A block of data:
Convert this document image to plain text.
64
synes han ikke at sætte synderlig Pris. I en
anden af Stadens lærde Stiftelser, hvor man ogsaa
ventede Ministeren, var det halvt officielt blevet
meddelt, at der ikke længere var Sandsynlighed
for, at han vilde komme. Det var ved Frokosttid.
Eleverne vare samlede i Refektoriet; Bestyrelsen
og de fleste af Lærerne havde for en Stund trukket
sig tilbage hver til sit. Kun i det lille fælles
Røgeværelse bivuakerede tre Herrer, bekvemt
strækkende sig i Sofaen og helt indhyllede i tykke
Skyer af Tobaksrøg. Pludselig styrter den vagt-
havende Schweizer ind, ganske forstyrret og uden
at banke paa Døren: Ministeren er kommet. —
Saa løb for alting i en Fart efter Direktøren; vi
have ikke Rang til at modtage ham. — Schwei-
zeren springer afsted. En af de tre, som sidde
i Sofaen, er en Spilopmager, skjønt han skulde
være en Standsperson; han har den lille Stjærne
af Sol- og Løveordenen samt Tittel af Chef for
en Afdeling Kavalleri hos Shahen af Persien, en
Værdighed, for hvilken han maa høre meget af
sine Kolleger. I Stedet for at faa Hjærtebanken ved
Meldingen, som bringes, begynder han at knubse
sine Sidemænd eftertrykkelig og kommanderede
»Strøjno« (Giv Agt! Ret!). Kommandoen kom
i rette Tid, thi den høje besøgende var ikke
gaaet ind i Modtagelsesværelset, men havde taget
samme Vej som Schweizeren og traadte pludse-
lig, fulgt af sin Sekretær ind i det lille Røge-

...

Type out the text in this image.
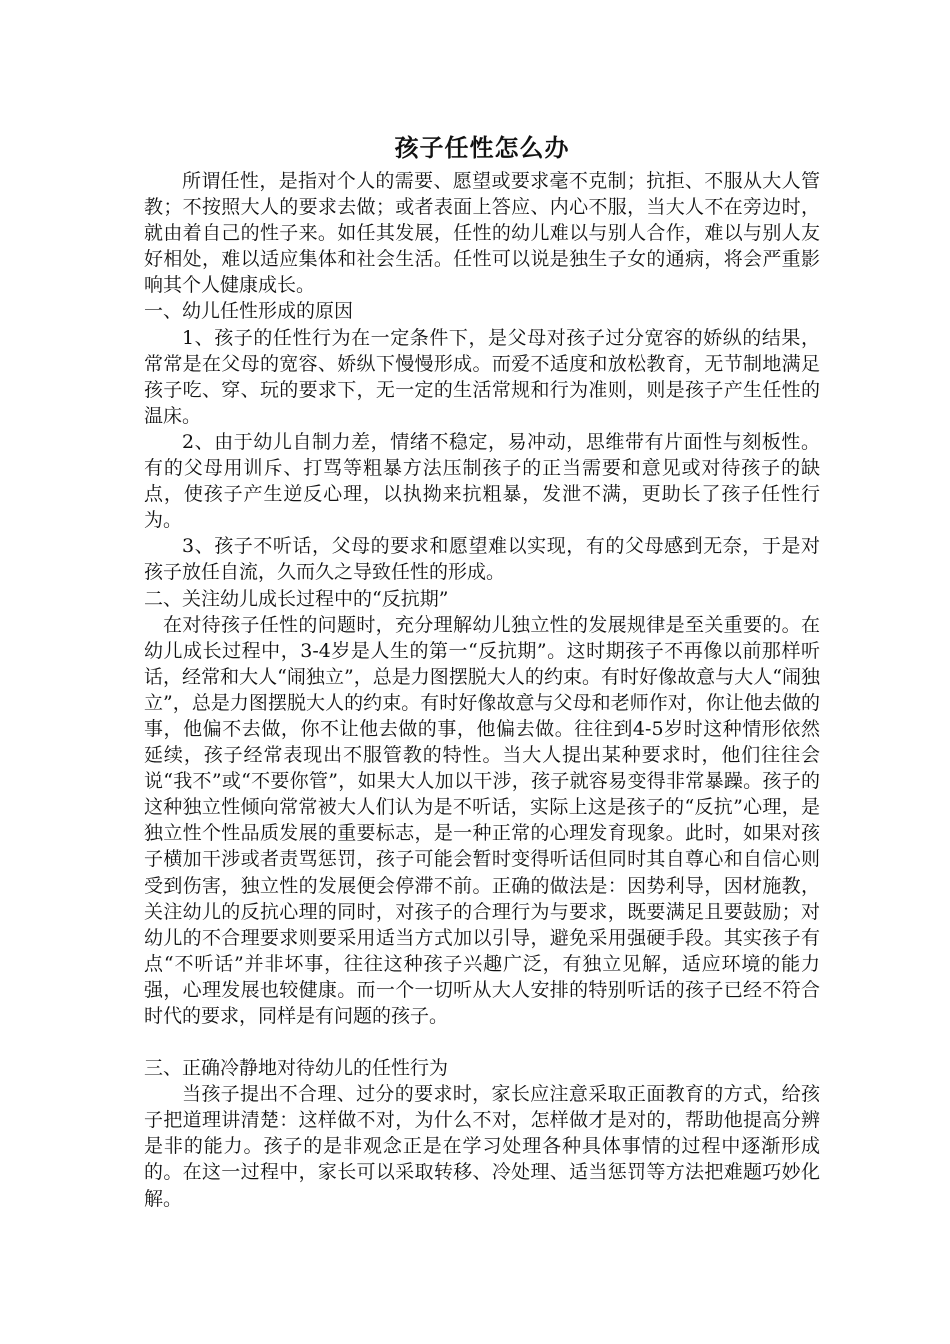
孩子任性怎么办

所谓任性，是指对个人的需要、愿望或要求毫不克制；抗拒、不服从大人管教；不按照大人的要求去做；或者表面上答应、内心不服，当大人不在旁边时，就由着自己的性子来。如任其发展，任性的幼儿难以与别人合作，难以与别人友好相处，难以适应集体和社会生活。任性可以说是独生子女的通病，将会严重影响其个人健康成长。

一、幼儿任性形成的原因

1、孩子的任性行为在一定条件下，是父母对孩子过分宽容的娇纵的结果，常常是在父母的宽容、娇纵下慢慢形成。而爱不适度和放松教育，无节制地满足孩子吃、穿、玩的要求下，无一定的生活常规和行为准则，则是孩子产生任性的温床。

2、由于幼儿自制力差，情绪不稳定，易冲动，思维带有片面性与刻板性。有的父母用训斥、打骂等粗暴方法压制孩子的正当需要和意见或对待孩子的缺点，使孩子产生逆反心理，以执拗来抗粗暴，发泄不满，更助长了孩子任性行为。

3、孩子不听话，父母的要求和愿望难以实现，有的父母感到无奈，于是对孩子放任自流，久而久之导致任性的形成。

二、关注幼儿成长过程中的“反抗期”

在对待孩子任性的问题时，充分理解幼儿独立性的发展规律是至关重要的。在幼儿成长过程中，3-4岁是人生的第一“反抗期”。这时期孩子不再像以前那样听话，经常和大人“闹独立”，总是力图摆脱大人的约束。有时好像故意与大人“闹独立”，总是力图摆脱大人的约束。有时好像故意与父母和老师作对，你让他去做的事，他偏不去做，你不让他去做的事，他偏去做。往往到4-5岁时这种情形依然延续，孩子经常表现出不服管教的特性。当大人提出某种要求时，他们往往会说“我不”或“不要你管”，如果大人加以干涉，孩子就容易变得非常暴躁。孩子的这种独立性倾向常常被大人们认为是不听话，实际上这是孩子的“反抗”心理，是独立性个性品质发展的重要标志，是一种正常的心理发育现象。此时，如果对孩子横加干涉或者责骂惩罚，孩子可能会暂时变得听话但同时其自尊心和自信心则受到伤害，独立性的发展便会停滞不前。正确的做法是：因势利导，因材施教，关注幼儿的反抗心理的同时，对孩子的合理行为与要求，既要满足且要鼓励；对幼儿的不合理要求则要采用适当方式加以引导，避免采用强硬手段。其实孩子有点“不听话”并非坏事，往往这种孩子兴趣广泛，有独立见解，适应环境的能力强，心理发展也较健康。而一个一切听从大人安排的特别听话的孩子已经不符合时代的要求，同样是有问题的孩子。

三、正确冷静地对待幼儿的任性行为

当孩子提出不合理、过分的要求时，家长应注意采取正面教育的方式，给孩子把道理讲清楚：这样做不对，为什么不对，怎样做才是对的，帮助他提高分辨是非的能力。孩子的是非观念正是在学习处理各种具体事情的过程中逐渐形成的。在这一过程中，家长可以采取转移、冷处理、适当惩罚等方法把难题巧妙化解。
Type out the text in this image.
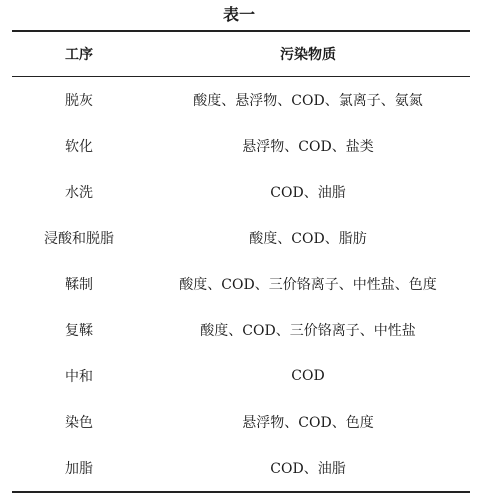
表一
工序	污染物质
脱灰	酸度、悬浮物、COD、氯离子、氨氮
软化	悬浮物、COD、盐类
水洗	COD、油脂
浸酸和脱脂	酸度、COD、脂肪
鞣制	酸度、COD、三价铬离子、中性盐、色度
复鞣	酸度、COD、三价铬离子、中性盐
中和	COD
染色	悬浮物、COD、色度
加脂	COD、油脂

...

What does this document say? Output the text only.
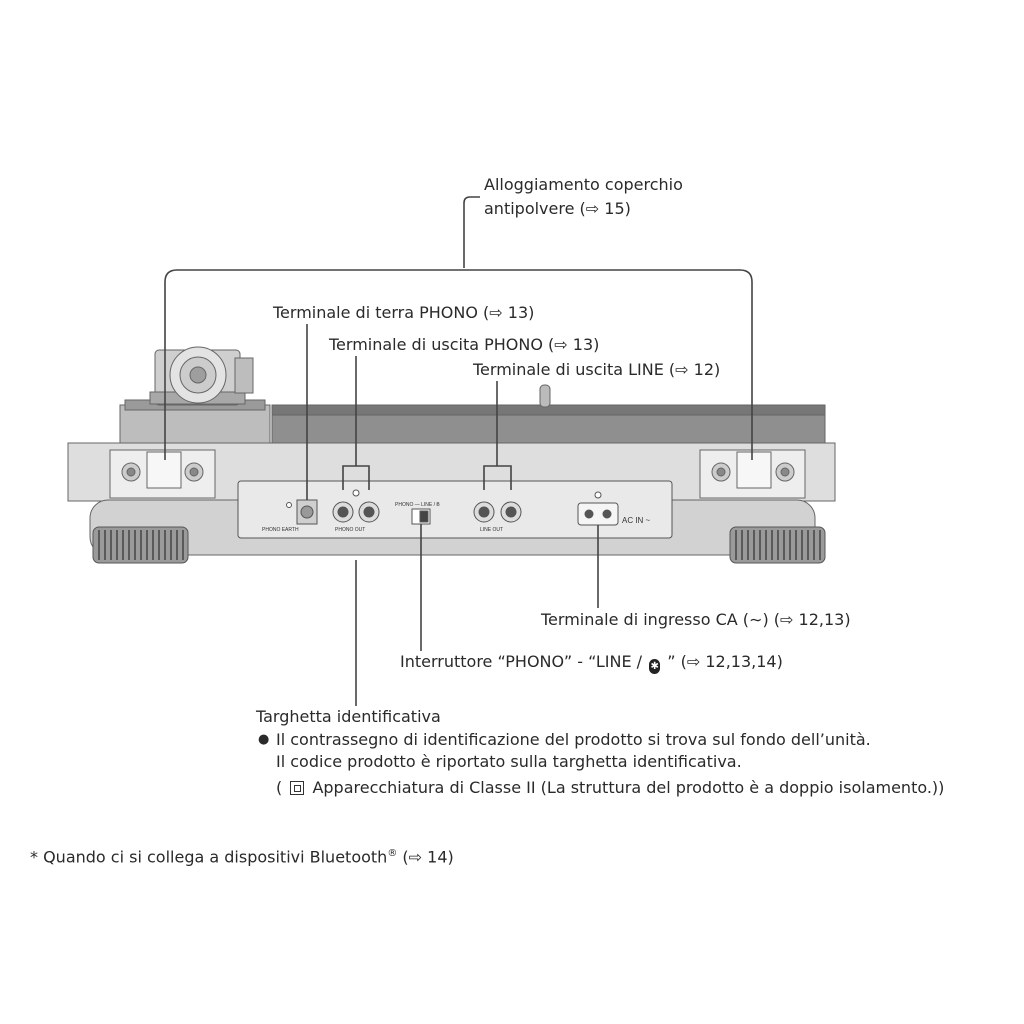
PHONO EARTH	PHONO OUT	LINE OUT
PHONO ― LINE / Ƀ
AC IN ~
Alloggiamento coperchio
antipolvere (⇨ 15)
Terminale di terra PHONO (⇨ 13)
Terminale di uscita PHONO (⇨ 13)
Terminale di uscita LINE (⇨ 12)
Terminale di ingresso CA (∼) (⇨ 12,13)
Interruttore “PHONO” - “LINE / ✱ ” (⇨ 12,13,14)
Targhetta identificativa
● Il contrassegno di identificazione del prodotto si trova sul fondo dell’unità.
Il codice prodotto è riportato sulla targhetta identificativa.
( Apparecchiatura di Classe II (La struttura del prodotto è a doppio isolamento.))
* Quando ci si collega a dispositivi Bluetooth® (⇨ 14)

REQUIREMENT
Isolate the lines above that contain the word "this" and copy them.

RESPONSE BELOW
Convert this document image to plain text.
Type out the text in this image.
Type out the text in this image.
What does this document say? Output the text only.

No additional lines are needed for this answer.